(Raw records)
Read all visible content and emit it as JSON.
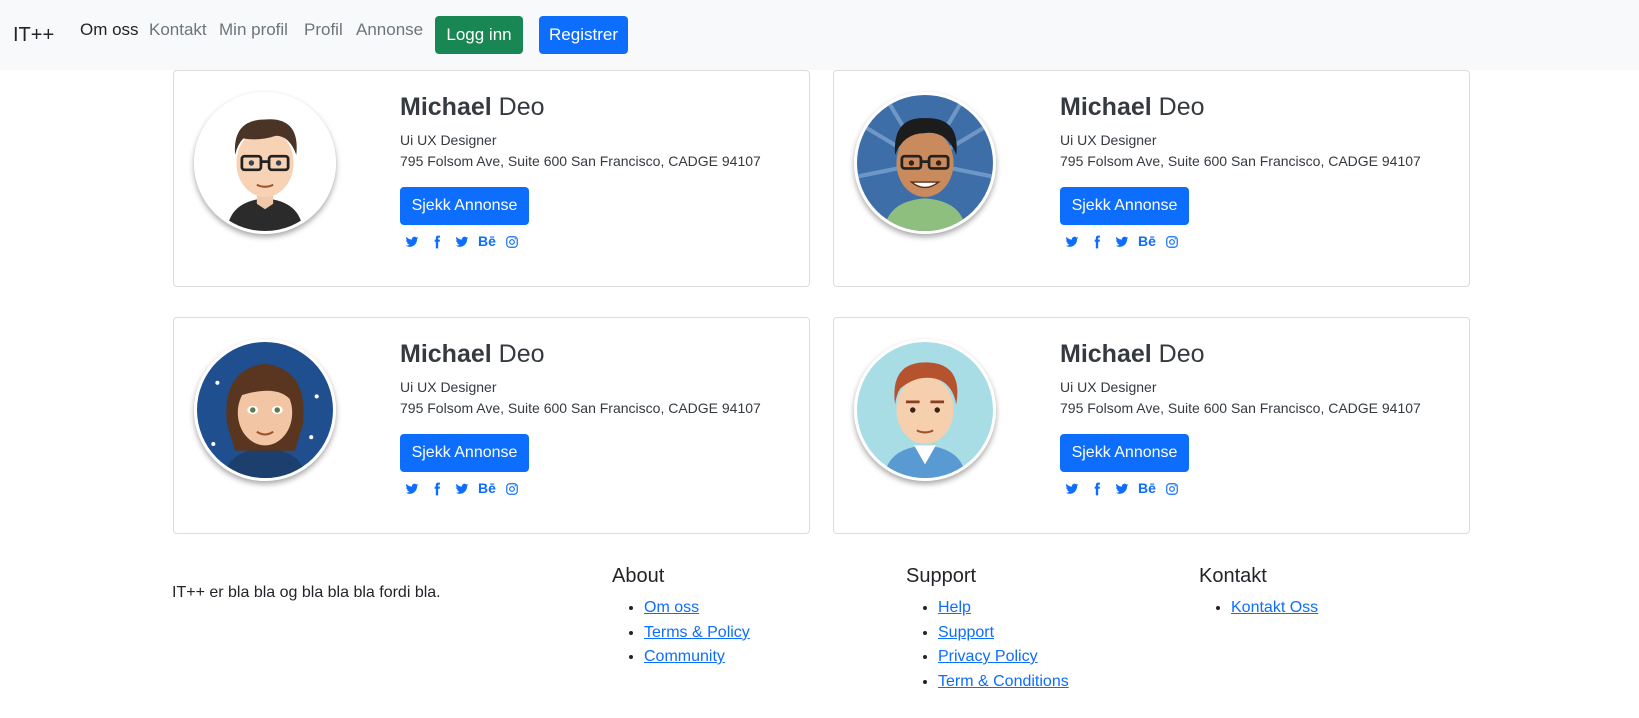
{
  "navbar": {
    "brand": "IT++",
    "links": [
      "Om oss",
      "Kontakt",
      "Min profil",
      "Profil",
      "Annonse"
    ],
    "login": "Logg inn",
    "register": "Registrer"
  },
  "cards": [
    {
      "first": "Michael",
      "last": "Deo",
      "role": "Ui UX Designer",
      "address": "795 Folsom Ave, Suite 600 San Francisco, CADGE 94107",
      "button": "Sjekk Annonse"
    },
    {
      "first": "Michael",
      "last": "Deo",
      "role": "Ui UX Designer",
      "address": "795 Folsom Ave, Suite 600 San Francisco, CADGE 94107",
      "button": "Sjekk Annonse"
    },
    {
      "first": "Michael",
      "last": "Deo",
      "role": "Ui UX Designer",
      "address": "795 Folsom Ave, Suite 600 San Francisco, CADGE 94107",
      "button": "Sjekk Annonse"
    },
    {
      "first": "Michael",
      "last": "Deo",
      "role": "Ui UX Designer",
      "address": "795 Folsom Ave, Suite 600 San Francisco, CADGE 94107",
      "button": "Sjekk Annonse"
    }
  ],
  "social_icons": [
    "twitter-icon",
    "facebook-icon",
    "twitter-icon",
    "behance-icon",
    "instagram-icon"
  ],
  "behance_text": "Bē",
  "footer": {
    "about_text": "IT++ er bla bla og bla bla bla fordi bla.",
    "about": {
      "title": "About",
      "links": [
        "Om oss",
        "Terms & Policy",
        "Community"
      ]
    },
    "support": {
      "title": "Support",
      "links": [
        "Help",
        "Support",
        "Privacy Policy",
        "Term & Conditions"
      ]
    },
    "contact": {
      "title": "Kontakt",
      "links": [
        "Kontakt Oss"
      ]
    }
  },
  "colors": {
    "primary": "#0d6efd",
    "success": "#198754",
    "navbar_bg": "#f8f9fa"
  }
}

# [WHAT THE TASK REQUIRES]
Show every line in the entries where the string "title" occurs.

# [OUTPUT FOR THIS EXERCISE]
      "title": "About",
      "title": "Support",
      "title": "Kontakt",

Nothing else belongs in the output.